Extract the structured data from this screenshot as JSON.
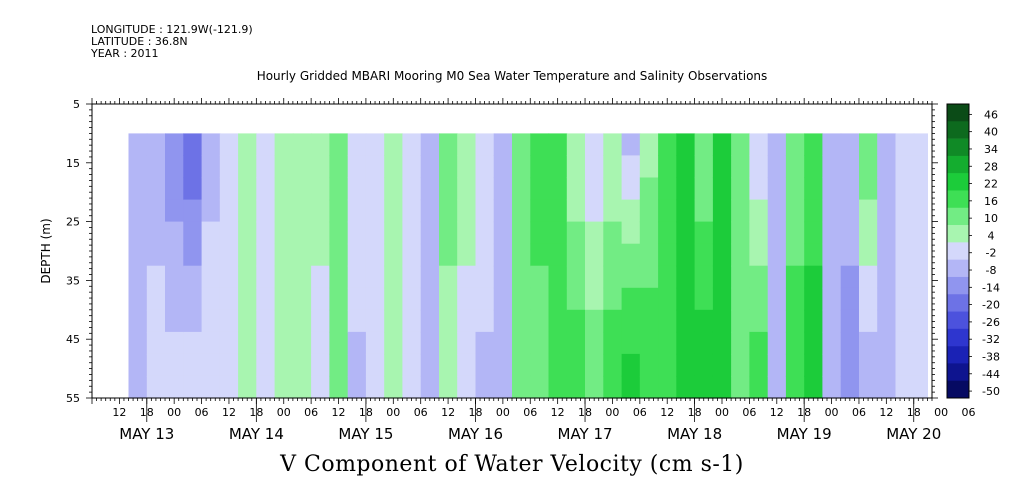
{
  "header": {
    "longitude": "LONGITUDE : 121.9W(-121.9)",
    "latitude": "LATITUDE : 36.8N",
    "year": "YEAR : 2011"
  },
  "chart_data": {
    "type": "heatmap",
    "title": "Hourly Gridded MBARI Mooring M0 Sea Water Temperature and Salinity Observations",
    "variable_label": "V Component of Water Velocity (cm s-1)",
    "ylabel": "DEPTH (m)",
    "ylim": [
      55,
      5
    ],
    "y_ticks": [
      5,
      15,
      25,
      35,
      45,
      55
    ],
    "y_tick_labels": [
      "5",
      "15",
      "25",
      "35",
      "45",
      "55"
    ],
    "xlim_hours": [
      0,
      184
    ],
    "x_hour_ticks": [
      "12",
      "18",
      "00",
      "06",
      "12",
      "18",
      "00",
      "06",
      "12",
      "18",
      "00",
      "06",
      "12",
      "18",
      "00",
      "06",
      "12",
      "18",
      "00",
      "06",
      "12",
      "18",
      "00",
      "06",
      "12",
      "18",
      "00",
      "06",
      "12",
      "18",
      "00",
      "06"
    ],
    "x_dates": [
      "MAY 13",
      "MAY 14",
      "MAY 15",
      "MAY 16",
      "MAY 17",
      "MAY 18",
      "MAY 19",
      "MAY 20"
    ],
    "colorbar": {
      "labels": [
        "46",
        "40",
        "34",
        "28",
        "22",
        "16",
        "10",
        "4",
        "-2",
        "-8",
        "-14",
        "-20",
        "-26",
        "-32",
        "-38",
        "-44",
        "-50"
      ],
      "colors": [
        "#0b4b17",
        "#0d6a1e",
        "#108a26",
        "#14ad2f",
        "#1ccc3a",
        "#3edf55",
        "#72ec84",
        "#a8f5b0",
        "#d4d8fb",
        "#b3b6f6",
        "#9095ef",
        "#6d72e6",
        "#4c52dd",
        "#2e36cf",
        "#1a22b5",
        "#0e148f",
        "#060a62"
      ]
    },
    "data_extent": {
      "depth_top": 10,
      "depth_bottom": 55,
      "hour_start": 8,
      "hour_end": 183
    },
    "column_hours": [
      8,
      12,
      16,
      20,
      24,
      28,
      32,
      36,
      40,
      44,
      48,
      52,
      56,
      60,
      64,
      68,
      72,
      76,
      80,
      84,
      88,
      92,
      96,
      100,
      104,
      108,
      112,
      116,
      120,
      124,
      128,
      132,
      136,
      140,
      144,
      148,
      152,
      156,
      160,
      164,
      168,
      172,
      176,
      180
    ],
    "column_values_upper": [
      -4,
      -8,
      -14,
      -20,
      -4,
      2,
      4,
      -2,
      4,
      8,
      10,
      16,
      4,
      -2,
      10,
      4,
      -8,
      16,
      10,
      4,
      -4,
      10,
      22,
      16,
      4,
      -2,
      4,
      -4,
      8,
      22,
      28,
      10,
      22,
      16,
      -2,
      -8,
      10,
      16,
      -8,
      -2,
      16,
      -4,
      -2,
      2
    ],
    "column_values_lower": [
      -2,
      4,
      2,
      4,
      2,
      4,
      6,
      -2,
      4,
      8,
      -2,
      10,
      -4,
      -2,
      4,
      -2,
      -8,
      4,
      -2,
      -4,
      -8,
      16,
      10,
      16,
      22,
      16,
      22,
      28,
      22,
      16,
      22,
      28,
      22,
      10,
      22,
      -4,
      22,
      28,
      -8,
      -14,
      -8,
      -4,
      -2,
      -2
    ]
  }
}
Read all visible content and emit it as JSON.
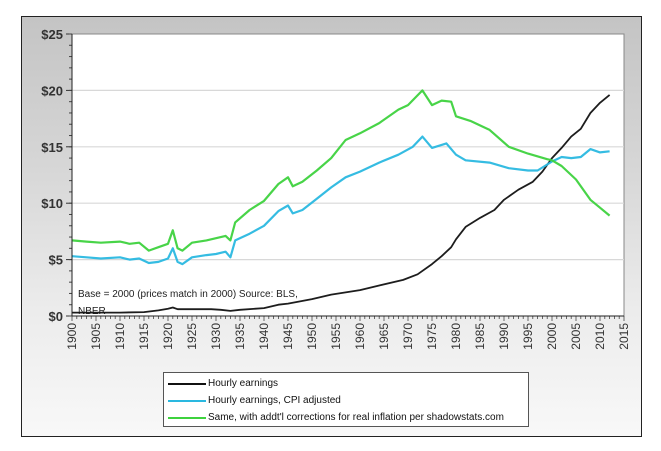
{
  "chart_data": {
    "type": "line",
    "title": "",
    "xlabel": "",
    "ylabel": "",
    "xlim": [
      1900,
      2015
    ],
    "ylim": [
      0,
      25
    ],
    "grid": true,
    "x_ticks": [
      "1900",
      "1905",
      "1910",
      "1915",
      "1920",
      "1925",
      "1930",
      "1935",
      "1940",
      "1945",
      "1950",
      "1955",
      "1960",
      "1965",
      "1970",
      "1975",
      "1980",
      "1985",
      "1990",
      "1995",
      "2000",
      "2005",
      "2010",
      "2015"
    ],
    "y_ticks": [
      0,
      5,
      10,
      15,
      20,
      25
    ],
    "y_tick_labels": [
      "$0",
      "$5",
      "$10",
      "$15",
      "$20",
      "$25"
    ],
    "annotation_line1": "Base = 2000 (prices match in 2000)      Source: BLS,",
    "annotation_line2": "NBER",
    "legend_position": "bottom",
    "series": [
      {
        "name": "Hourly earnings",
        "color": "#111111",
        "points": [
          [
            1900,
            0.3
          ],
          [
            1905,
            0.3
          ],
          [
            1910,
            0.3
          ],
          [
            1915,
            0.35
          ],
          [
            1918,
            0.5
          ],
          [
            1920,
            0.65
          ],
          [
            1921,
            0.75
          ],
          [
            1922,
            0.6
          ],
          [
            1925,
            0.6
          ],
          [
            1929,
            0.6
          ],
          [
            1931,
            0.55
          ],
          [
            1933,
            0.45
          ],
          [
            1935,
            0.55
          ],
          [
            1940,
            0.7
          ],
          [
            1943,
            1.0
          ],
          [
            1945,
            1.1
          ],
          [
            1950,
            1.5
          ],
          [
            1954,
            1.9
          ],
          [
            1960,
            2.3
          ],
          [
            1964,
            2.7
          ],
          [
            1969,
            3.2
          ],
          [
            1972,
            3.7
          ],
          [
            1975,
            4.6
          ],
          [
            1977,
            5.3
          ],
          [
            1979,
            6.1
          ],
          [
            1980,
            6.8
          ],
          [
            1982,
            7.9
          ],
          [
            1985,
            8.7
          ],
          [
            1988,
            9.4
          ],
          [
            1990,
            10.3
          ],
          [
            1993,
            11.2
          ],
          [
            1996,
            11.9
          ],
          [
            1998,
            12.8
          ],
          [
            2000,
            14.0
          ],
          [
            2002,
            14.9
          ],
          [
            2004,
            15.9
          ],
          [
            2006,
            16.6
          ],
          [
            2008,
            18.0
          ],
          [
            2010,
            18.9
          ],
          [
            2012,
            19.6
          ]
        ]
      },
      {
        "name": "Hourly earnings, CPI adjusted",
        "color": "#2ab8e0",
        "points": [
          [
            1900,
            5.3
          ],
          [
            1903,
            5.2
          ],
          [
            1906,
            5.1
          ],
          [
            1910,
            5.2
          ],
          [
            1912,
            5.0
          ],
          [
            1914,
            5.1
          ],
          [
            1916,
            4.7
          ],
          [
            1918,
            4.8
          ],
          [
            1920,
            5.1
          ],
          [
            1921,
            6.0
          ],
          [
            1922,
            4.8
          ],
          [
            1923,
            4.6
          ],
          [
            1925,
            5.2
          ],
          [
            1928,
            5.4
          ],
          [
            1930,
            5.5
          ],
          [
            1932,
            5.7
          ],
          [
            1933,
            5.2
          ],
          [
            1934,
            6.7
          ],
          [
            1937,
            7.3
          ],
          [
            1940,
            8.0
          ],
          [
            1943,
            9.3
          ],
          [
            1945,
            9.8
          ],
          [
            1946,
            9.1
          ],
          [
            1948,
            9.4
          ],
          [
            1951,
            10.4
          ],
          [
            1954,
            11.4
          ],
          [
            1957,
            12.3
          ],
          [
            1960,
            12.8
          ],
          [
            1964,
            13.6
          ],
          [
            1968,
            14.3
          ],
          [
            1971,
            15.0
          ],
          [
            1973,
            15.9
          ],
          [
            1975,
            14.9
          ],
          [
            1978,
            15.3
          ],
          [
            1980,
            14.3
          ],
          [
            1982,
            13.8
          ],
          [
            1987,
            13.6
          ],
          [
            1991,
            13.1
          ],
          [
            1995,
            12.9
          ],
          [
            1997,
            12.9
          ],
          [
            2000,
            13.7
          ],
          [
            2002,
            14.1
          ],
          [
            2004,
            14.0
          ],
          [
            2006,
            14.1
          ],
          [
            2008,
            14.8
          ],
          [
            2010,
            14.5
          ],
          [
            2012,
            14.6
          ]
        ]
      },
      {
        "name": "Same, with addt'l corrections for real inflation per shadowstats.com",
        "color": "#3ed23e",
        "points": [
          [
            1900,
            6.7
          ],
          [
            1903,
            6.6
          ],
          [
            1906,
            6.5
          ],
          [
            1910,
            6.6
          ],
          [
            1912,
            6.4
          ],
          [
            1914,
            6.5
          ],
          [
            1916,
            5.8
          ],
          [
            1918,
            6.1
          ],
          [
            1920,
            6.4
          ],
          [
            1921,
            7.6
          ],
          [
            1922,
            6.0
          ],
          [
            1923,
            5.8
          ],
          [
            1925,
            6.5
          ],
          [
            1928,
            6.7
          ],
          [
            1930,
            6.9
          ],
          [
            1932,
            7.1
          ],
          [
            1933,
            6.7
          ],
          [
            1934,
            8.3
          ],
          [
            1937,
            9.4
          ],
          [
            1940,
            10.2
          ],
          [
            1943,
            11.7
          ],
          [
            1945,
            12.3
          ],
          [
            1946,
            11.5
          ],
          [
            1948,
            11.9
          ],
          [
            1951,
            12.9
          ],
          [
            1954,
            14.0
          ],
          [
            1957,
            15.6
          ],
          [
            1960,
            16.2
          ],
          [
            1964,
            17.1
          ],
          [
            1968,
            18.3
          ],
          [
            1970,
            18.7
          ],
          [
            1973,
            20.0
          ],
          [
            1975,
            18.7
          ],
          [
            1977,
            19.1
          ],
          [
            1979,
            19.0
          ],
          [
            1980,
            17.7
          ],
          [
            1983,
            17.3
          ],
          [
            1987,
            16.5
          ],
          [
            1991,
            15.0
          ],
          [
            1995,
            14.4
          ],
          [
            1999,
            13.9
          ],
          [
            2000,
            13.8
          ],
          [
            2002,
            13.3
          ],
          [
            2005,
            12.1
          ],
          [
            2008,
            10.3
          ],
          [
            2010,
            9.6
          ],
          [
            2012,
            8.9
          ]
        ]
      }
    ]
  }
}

###

> REQUIRED WORK
Pick out and copy the lines of the material that include the word "earnings".

> EXERCISE SOLUTION
        "name": "Hourly earnings",
        "name": "Hourly earnings, CPI adjusted",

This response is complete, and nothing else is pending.